→ **OBJECTIVE**: Counting with case mattering, how many of the lines below contain the string "loss"? Reply with the number only.

→ **DATA TO PROCESS**:

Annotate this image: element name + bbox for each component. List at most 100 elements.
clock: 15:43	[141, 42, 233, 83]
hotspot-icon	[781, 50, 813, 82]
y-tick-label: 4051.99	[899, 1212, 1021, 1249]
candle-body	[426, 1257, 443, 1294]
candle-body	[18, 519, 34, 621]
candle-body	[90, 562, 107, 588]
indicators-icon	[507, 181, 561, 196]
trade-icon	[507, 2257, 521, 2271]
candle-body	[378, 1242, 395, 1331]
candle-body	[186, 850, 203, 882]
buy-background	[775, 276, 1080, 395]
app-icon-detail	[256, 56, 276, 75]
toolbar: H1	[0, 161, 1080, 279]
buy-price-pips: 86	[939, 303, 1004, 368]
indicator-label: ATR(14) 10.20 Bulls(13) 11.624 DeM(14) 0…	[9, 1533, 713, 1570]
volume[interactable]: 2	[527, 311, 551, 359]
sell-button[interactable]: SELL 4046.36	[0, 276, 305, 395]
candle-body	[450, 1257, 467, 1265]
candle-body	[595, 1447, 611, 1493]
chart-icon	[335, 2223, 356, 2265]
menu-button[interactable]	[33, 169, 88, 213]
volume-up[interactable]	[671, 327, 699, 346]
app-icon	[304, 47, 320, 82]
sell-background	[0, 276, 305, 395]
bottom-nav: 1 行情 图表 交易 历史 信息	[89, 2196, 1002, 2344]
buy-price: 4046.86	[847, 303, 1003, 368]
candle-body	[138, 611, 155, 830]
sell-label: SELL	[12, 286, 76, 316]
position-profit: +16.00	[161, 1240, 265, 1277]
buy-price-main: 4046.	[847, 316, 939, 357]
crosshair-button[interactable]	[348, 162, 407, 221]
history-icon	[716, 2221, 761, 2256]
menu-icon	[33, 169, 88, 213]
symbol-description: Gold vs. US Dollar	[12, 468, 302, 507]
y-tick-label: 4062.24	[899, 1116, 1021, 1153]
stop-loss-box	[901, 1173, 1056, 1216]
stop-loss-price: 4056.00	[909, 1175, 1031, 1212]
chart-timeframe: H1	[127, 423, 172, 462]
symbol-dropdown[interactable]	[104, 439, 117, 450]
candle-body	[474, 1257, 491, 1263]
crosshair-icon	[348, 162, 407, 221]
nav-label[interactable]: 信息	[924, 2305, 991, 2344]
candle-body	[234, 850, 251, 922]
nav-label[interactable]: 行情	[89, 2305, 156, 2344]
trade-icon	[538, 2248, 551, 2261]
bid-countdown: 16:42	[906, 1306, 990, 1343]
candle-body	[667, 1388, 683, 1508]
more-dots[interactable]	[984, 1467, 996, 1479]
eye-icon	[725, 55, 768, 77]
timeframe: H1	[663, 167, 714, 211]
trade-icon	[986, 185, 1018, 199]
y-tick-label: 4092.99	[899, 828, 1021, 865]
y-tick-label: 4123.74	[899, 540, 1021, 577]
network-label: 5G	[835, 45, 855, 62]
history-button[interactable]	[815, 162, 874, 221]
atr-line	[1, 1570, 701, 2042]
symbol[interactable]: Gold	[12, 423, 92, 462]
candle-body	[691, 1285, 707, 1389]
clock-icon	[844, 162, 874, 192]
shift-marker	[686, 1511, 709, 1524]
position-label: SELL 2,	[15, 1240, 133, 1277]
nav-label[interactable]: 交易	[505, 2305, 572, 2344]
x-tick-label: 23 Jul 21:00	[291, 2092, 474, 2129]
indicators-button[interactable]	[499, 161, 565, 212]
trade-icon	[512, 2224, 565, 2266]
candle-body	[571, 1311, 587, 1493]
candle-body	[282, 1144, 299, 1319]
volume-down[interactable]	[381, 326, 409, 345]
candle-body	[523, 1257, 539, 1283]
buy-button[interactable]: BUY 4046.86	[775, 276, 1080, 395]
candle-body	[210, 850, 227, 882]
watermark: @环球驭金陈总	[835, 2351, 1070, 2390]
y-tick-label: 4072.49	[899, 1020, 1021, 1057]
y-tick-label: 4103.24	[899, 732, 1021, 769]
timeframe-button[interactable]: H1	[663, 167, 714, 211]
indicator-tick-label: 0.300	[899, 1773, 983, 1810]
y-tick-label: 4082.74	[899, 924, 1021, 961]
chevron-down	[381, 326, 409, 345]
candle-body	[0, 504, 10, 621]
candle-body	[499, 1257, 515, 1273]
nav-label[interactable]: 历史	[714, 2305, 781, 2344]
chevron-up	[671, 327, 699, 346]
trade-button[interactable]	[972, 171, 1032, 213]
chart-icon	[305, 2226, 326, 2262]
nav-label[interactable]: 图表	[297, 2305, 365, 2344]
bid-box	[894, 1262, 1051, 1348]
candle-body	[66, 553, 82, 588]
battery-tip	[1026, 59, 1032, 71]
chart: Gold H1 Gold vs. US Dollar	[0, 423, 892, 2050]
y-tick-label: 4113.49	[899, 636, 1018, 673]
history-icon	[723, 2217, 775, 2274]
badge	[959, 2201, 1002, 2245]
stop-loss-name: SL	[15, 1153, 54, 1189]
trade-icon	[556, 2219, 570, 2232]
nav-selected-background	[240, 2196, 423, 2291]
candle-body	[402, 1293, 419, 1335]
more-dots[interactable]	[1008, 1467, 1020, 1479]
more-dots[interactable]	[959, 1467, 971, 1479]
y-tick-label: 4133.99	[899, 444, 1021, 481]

→ **CORRECT ANSWER**: 3